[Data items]
[START]
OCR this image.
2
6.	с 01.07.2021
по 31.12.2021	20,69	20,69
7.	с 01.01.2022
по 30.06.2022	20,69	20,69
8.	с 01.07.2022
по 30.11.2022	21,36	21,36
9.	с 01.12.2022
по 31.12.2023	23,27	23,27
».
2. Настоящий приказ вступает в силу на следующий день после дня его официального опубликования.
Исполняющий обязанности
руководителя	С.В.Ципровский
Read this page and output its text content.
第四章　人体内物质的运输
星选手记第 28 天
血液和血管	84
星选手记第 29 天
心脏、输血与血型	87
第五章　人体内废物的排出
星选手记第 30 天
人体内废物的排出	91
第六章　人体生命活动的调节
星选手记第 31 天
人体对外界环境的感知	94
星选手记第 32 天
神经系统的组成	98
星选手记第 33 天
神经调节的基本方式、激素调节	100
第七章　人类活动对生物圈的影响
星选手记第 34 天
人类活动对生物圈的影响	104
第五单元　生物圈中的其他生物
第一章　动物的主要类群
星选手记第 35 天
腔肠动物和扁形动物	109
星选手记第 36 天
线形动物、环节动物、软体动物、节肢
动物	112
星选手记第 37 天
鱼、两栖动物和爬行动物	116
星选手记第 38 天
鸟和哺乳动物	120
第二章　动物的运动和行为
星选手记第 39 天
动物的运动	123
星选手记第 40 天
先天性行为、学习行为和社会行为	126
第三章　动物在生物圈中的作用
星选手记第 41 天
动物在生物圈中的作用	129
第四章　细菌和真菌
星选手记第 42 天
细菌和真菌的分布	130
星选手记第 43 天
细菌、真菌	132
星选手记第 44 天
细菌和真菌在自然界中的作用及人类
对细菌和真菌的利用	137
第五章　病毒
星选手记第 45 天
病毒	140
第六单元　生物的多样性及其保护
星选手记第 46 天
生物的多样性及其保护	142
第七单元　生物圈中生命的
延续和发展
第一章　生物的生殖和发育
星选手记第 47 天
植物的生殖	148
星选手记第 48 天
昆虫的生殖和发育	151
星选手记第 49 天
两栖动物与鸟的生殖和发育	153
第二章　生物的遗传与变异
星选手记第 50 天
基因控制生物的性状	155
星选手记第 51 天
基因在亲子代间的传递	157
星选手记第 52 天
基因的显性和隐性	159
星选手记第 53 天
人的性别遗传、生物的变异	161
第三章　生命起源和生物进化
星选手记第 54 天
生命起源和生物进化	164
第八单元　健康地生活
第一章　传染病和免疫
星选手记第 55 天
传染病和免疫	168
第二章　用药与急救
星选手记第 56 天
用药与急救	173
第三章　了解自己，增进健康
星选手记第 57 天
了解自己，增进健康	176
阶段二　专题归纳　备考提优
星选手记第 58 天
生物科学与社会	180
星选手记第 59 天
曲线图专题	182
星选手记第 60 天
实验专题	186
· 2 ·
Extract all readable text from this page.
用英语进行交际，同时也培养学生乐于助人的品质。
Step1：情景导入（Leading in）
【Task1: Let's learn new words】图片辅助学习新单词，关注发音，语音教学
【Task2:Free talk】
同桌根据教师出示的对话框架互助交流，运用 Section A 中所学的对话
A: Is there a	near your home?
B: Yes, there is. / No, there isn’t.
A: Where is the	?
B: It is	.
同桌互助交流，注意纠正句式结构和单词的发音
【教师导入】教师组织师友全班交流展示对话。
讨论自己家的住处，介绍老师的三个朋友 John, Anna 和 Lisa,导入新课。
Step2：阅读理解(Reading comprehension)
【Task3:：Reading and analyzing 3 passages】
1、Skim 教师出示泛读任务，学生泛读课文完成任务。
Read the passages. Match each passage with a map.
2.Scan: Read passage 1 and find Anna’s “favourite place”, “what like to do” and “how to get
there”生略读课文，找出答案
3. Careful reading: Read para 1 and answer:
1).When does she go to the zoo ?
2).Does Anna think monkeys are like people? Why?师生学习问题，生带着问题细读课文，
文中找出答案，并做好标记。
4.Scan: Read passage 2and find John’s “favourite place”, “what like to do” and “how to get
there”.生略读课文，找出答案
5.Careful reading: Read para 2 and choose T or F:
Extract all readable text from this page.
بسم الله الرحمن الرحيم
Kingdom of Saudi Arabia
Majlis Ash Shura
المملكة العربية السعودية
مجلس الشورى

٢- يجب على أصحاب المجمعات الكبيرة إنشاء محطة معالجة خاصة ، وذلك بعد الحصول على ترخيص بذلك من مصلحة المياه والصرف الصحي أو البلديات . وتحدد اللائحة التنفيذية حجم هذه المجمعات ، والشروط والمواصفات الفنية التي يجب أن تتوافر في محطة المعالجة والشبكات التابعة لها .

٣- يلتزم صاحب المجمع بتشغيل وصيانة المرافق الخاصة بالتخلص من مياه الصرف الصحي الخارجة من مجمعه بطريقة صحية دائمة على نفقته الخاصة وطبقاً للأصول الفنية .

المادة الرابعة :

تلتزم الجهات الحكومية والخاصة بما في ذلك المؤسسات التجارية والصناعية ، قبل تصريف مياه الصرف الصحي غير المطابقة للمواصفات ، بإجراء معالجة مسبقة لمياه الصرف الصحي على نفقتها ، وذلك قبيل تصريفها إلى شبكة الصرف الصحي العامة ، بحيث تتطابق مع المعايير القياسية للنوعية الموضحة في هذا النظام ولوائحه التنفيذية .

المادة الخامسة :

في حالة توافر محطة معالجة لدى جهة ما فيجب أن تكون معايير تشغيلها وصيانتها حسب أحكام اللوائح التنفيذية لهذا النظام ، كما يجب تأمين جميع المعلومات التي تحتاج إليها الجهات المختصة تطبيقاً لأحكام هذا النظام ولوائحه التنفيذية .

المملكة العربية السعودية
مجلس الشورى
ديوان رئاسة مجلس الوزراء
[END]
*SET PROBLEM*: Print every line of the records exactly. Omit nothing.

*EXERCISE OUTPUT*:
OCR this image.
2
6.	с 01.07.2021
по 31.12.2021	20,69	20,69
7.	с 01.01.2022
по 30.06.2022	20,69	20,69
8.	с 01.07.2022
по 30.11.2022	21,36	21,36
9.	с 01.12.2022
по 31.12.2023	23,27	23,27
».
2. Настоящий приказ вступает в силу на следующий день после дня его официального опубликования.
Исполняющий обязанности
руководителя	С.В.Ципровский
Read this page and output its text content.
第四章　人体内物质的运输
星选手记第 28 天
血液和血管	84
星选手记第 29 天
心脏、输血与血型	87
第五章　人体内废物的排出
星选手记第 30 天
人体内废物的排出	91
第六章　人体生命活动的调节
星选手记第 31 天
人体对外界环境的感知	94
星选手记第 32 天
神经系统的组成	98
星选手记第 33 天
神经调节的基本方式、激素调节	100
第七章　人类活动对生物圈的影响
星选手记第 34 天
人类活动对生物圈的影响	104
第五单元　生物圈中的其他生物
第一章　动物的主要类群
星选手记第 35 天
腔肠动物和扁形动物	109
星选手记第 36 天
线形动物、环节动物、软体动物、节肢
动物	112
星选手记第 37 天
鱼、两栖动物和爬行动物	116
星选手记第 38 天
鸟和哺乳动物	120
第二章　动物的运动和行为
星选手记第 39 天
动物的运动	123
星选手记第 40 天
先天性行为、学习行为和社会行为	126
第三章　动物在生物圈中的作用
星选手记第 41 天
动物在生物圈中的作用	129
第四章　细菌和真菌
星选手记第 42 天
细菌和真菌的分布	130
星选手记第 43 天
细菌、真菌	132
星选手记第 44 天
细菌和真菌在自然界中的作用及人类
对细菌和真菌的利用	137
第五章　病毒
星选手记第 45 天
病毒	140
第六单元　生物的多样性及其保护
星选手记第 46 天
生物的多样性及其保护	142
第七单元　生物圈中生命的
延续和发展
第一章　生物的生殖和发育
星选手记第 47 天
植物的生殖	148
星选手记第 48 天
昆虫的生殖和发育	151
星选手记第 49 天
两栖动物与鸟的生殖和发育	153
第二章　生物的遗传与变异
星选手记第 50 天
基因控制生物的性状	155
星选手记第 51 天
基因在亲子代间的传递	157
星选手记第 52 天
基因的显性和隐性	159
星选手记第 53 天
人的性别遗传、生物的变异	161
第三章　生命起源和生物进化
星选手记第 54 天
生命起源和生物进化	164
第八单元　健康地生活
第一章　传染病和免疫
星选手记第 55 天
传染病和免疫	168
第二章　用药与急救
星选手记第 56 天
用药与急救	173
第三章　了解自己，增进健康
星选手记第 57 天
了解自己，增进健康	176
阶段二　专题归纳　备考提优
星选手记第 58 天
生物科学与社会	180
星选手记第 59 天
曲线图专题	182
星选手记第 60 天
实验专题	186
· 2 ·
Extract all readable text from this page.
用英语进行交际，同时也培养学生乐于助人的品质。
Step1：情景导入（Leading in）
【Task1: Let's learn new words】图片辅助学习新单词，关注发音，语音教学
【Task2:Free talk】
同桌根据教师出示的对话框架互助交流，运用 Section A 中所学的对话
A: Is there a	near your home?
B: Yes, there is. / No, there isn’t.
A: Where is the	?
B: It is	.
同桌互助交流，注意纠正句式结构和单词的发音
【教师导入】教师组织师友全班交流展示对话。
讨论自己家的住处，介绍老师的三个朋友 John, Anna 和 Lisa,导入新课。
Step2：阅读理解(Reading comprehension)
【Task3:：Reading and analyzing 3 passages】
1、Skim 教师出示泛读任务，学生泛读课文完成任务。
Read the passages. Match each passage with a map.
2.Scan: Read passage 1 and find Anna’s “favourite place”, “what like to do” and “how to get
there”生略读课文，找出答案
3. Careful reading: Read para 1 and answer:
1).When does she go to the zoo ?
2).Does Anna think monkeys are like people? Why?师生学习问题，生带着问题细读课文，
文中找出答案，并做好标记。
4.Scan: Read passage 2and find John’s “favourite place”, “what like to do” and “how to get
there”.生略读课文，找出答案
5.Careful reading: Read para 2 and choose T or F:
Extract all readable text from this page.
بسم الله الرحمن الرحيم
Kingdom of Saudi Arabia
Majlis Ash Shura
المملكة العربية السعودية
مجلس الشورى

٢- يجب على أصحاب المجمعات الكبيرة إنشاء محطة معالجة خاصة ، وذلك بعد الحصول على ترخيص بذلك من مصلحة المياه والصرف الصحي أو البلديات . وتحدد اللائحة التنفيذية حجم هذه المجمعات ، والشروط والمواصفات الفنية التي يجب أن تتوافر في محطة المعالجة والشبكات التابعة لها .

٣- يلتزم صاحب المجمع بتشغيل وصيانة المرافق الخاصة بالتخلص من مياه الصرف الصحي الخارجة من مجمعه بطريقة صحية دائمة على نفقته الخاصة وطبقاً للأصول الفنية .

المادة الرابعة :

تلتزم الجهات الحكومية والخاصة بما في ذلك المؤسسات التجارية والصناعية ، قبل تصريف مياه الصرف الصحي غير المطابقة للمواصفات ، بإجراء معالجة مسبقة لمياه الصرف الصحي على نفقتها ، وذلك قبيل تصريفها إلى شبكة الصرف الصحي العامة ، بحيث تتطابق مع المعايير القياسية للنوعية الموضحة في هذا النظام ولوائحه التنفيذية .

المادة الخامسة :

في حالة توافر محطة معالجة لدى جهة ما فيجب أن تكون معايير تشغيلها وصيانتها حسب أحكام اللوائح التنفيذية لهذا النظام ، كما يجب تأمين جميع المعلومات التي تحتاج إليها الجهات المختصة تطبيقاً لأحكام هذا النظام ولوائحه التنفيذية .

المملكة العربية السعودية
مجلس الشورى
ديوان رئاسة مجلس الوزراء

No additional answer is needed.